[Extracted data entries]
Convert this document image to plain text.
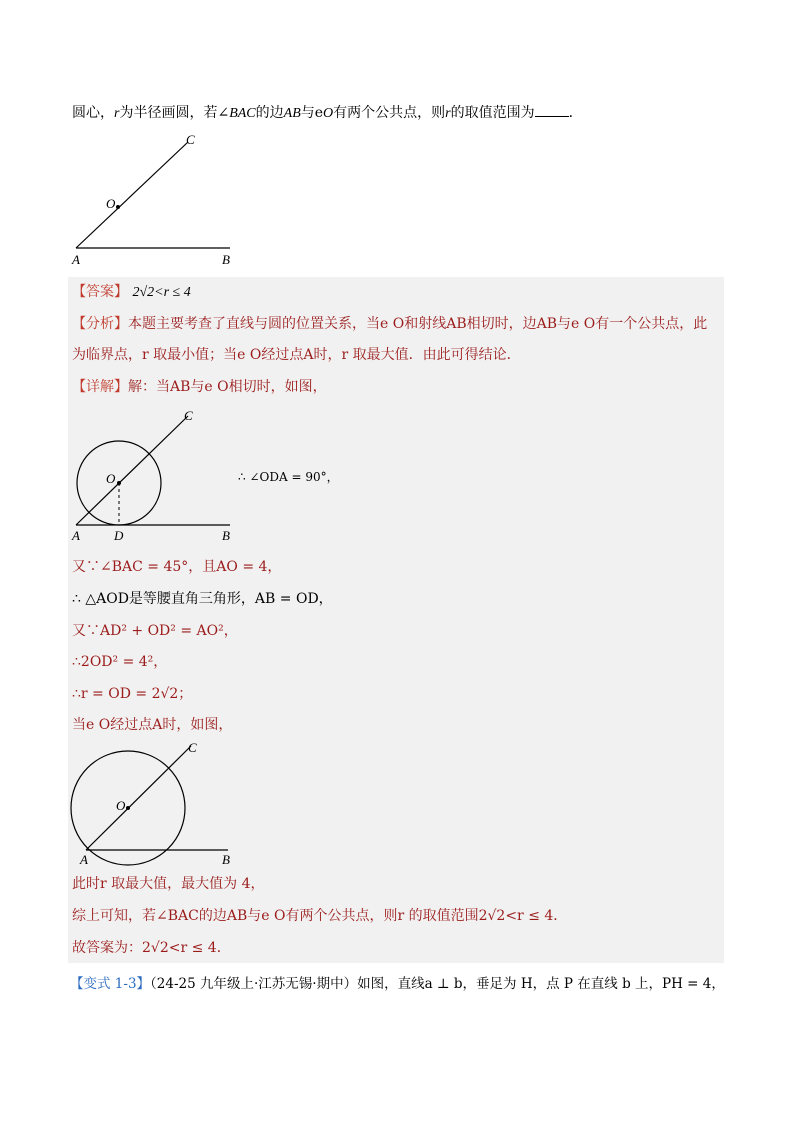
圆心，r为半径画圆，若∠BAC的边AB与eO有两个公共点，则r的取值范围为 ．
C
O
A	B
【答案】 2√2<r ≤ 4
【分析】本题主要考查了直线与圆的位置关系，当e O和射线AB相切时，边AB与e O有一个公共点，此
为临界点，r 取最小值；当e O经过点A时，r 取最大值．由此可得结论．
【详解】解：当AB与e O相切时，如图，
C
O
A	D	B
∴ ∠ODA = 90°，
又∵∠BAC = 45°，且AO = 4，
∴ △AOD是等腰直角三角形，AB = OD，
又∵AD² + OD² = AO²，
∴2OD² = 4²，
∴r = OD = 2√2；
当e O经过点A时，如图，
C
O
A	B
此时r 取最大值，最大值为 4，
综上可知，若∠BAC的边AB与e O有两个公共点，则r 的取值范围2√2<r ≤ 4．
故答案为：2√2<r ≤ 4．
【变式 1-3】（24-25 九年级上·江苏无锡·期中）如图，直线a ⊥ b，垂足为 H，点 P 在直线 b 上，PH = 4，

...

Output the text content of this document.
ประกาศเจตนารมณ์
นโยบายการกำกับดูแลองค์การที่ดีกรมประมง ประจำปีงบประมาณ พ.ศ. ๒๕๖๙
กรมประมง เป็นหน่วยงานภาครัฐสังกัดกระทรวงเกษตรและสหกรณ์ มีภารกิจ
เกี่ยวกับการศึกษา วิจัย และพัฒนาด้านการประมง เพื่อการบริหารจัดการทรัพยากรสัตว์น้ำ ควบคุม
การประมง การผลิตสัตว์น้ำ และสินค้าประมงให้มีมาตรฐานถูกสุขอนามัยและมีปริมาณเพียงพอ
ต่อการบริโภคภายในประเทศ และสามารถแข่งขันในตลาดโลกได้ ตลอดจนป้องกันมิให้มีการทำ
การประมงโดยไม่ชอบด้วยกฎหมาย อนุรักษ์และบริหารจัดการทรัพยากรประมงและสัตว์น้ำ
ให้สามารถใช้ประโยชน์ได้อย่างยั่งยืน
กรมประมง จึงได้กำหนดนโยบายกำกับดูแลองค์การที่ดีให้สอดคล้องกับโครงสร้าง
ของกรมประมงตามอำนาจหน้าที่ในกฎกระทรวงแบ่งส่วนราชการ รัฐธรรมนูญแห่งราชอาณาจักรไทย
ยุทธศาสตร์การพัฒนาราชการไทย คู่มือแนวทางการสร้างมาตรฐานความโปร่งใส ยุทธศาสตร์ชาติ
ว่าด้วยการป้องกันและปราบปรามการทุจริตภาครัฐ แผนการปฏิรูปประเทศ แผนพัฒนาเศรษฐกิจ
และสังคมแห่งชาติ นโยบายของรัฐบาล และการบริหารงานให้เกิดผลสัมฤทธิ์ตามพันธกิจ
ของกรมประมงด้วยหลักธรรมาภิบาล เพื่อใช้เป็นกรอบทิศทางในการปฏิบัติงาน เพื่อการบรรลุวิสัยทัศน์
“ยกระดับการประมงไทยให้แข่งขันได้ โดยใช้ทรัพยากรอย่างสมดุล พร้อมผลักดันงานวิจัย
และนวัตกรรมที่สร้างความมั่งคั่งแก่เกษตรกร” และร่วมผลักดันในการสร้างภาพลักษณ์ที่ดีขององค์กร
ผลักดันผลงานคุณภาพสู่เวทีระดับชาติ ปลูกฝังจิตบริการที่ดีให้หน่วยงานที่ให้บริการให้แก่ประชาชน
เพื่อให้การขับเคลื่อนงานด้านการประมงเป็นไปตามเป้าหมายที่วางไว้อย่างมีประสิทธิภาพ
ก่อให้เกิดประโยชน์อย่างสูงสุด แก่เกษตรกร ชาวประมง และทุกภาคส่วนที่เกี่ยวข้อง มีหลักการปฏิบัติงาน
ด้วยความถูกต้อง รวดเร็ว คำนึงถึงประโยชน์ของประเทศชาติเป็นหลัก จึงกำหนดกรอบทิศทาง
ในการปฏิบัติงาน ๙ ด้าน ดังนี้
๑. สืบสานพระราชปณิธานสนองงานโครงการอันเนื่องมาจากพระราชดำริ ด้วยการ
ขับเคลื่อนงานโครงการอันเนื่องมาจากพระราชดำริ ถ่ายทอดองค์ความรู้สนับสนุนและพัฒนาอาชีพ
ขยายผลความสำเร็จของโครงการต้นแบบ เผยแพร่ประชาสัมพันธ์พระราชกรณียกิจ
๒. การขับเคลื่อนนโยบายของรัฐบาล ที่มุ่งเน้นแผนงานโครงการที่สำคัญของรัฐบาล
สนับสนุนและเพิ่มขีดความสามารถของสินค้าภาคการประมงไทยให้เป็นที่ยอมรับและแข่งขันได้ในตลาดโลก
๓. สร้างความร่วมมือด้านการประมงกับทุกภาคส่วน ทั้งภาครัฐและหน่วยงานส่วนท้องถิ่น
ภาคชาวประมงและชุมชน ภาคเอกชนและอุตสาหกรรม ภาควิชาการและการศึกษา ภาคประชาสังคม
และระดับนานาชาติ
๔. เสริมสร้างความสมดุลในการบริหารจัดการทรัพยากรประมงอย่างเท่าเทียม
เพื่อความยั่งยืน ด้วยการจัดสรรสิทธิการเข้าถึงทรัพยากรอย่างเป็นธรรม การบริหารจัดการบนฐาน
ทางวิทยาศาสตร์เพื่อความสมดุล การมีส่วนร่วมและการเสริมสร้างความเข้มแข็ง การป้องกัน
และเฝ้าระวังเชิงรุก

* **Description of the task**
Search the material above for "document". Pull out each line where it shows up.

* **Output**
Convert this document image to plain text.
Output the text content of this document.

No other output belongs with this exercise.